▸ **Dataset records**:
+++
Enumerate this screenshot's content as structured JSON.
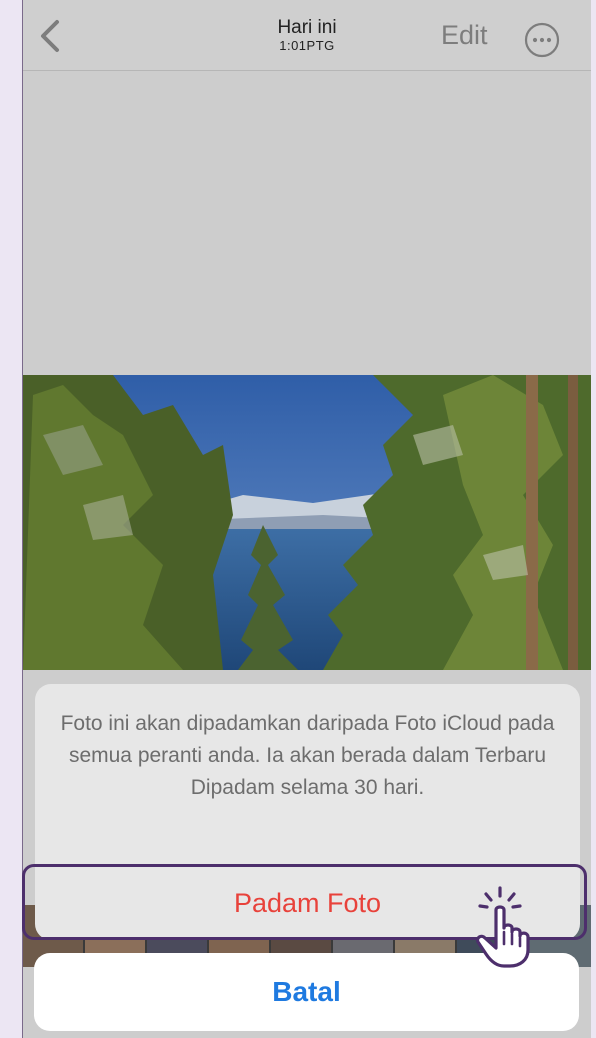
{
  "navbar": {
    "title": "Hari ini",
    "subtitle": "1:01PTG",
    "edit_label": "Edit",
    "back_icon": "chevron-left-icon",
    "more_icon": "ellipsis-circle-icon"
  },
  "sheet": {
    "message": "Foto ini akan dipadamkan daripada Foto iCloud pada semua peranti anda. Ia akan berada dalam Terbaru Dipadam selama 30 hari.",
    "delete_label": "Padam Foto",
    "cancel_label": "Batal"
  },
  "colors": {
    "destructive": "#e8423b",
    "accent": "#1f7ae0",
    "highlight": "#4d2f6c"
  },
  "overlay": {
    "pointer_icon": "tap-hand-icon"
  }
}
+++
▸ **WORK REQUIRED**: Quote the records in full and exactly; skip any image.

▸ **OUTPUT OF THE EXERCISE**:
Enumerate this screenshot's content as structured JSON.
{
  "navbar": {
    "title": "Hari ini",
    "subtitle": "1:01PTG",
    "edit_label": "Edit",
    "back_icon": "chevron-left-icon",
    "more_icon": "ellipsis-circle-icon"
  },
  "sheet": {
    "message": "Foto ini akan dipadamkan daripada Foto iCloud pada semua peranti anda. Ia akan berada dalam Terbaru Dipadam selama 30 hari.",
    "delete_label": "Padam Foto",
    "cancel_label": "Batal"
  },
  "colors": {
    "destructive": "#e8423b",
    "accent": "#1f7ae0",
    "highlight": "#4d2f6c"
  },
  "overlay": {
    "pointer_icon": "tap-hand-icon"
  }
}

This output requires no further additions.